● What you are asked to do
Quote the listing below in full and exactly as written, but omit every picture.
═════ Rows ═════
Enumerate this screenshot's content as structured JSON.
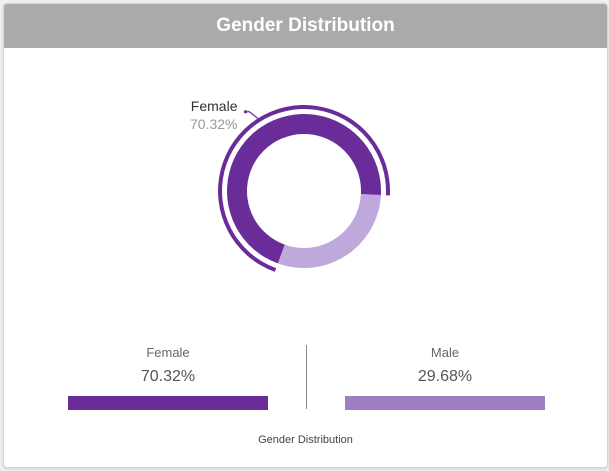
{
  "header": {
    "title": "Gender Distribution"
  },
  "colors": {
    "female": "#6a2c99",
    "male": "#bfa8dc",
    "female_bar": "#6a2c99",
    "male_bar": "#9d7ec3"
  },
  "chart_data": {
    "type": "pie",
    "title": "Gender Distribution",
    "series": [
      {
        "name": "Female",
        "value": 70.32,
        "label": "70.32%"
      },
      {
        "name": "Male",
        "value": 29.68,
        "label": "29.68%"
      }
    ],
    "callout": {
      "name": "Female",
      "value_label": "70.32%"
    }
  },
  "stats": {
    "female": {
      "label": "Female",
      "value": "70.32%",
      "fraction": 1.0
    },
    "male": {
      "label": "Male",
      "value": "29.68%",
      "fraction": 1.0
    }
  },
  "footer": {
    "caption": "Gender Distribution"
  }
}
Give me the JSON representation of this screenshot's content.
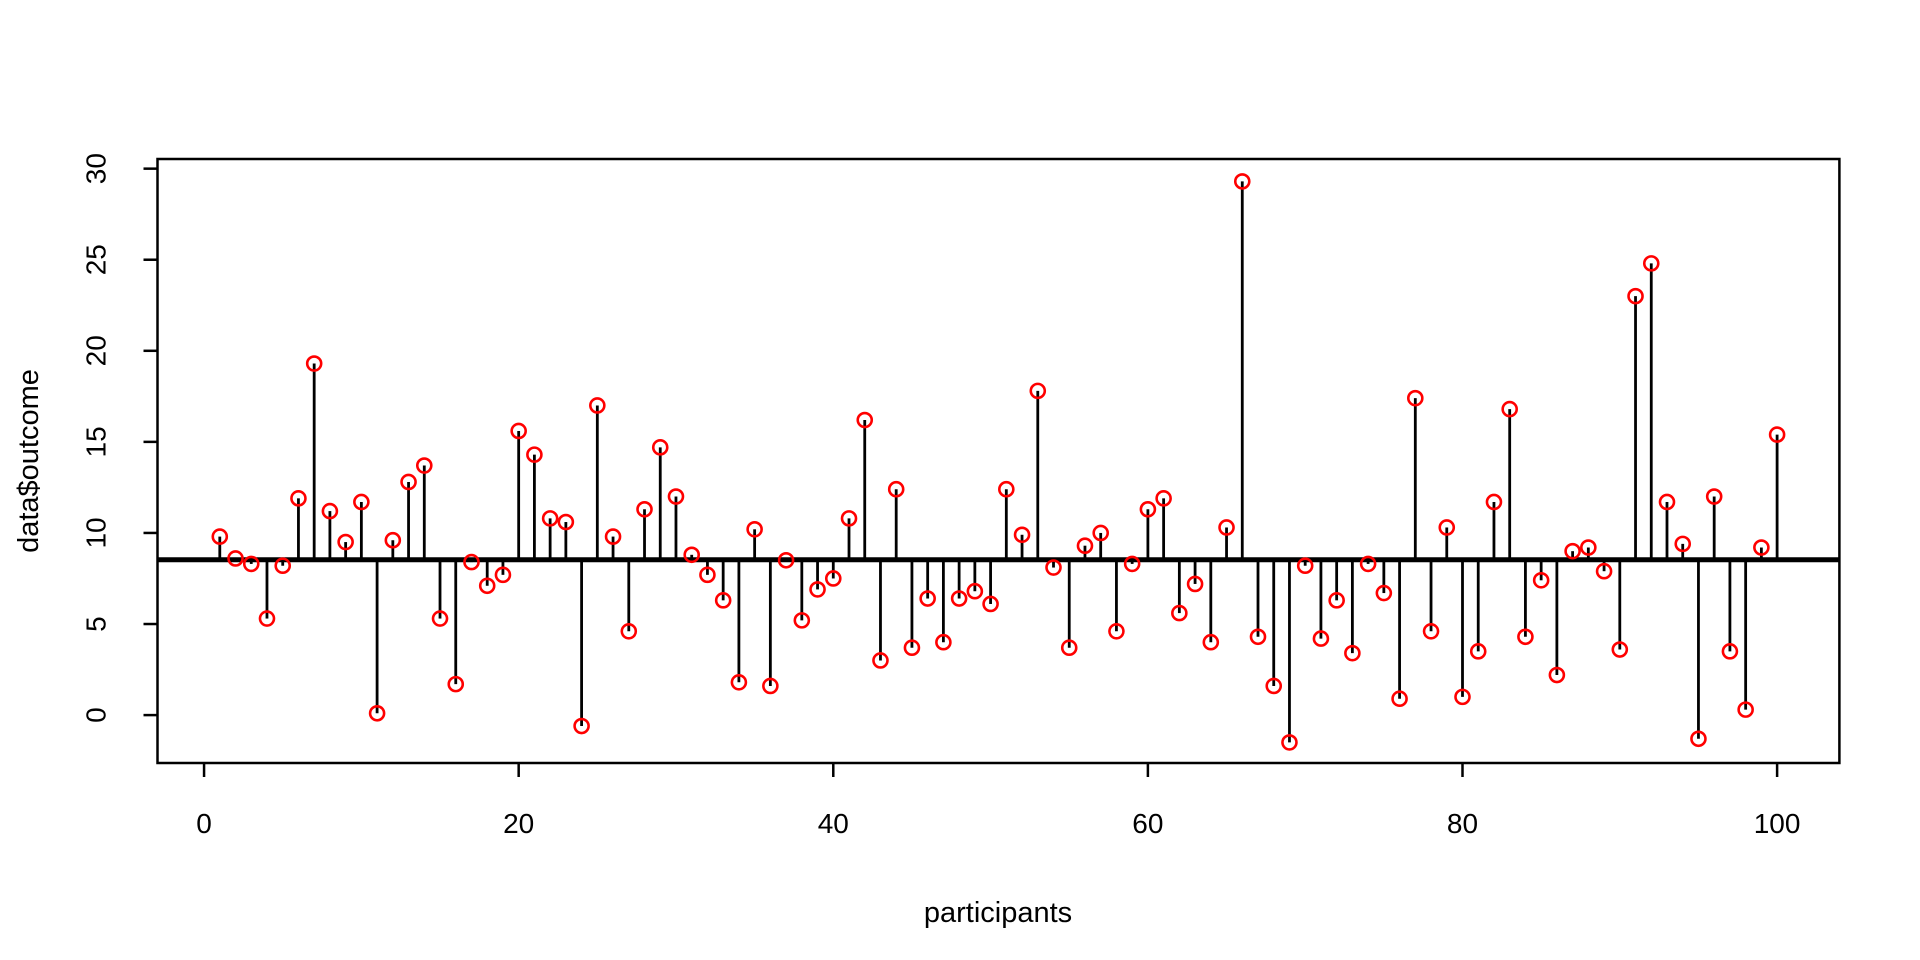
═════
● Solution
Enumerate this screenshot's content as structured JSON.
{
  "header": {
    "title": "Gender Distribution"
  },
  "colors": {
    "female": "#6a2c99",
    "male": "#bfa8dc",
    "female_bar": "#6a2c99",
    "male_bar": "#9d7ec3"
  },
  "chart_data": {
    "type": "pie",
    "title": "Gender Distribution",
    "series": [
      {
        "name": "Female",
        "value": 70.32,
        "label": "70.32%"
      },
      {
        "name": "Male",
        "value": 29.68,
        "label": "29.68%"
      }
    ],
    "callout": {
      "name": "Female",
      "value_label": "70.32%"
    }
  },
  "stats": {
    "female": {
      "label": "Female",
      "value": "70.32%",
      "fraction": 1.0
    },
    "male": {
      "label": "Male",
      "value": "29.68%",
      "fraction": 1.0
    }
  },
  "footer": {
    "caption": "Gender Distribution"
  }
}
Give me the JSON representation of this screenshot's content.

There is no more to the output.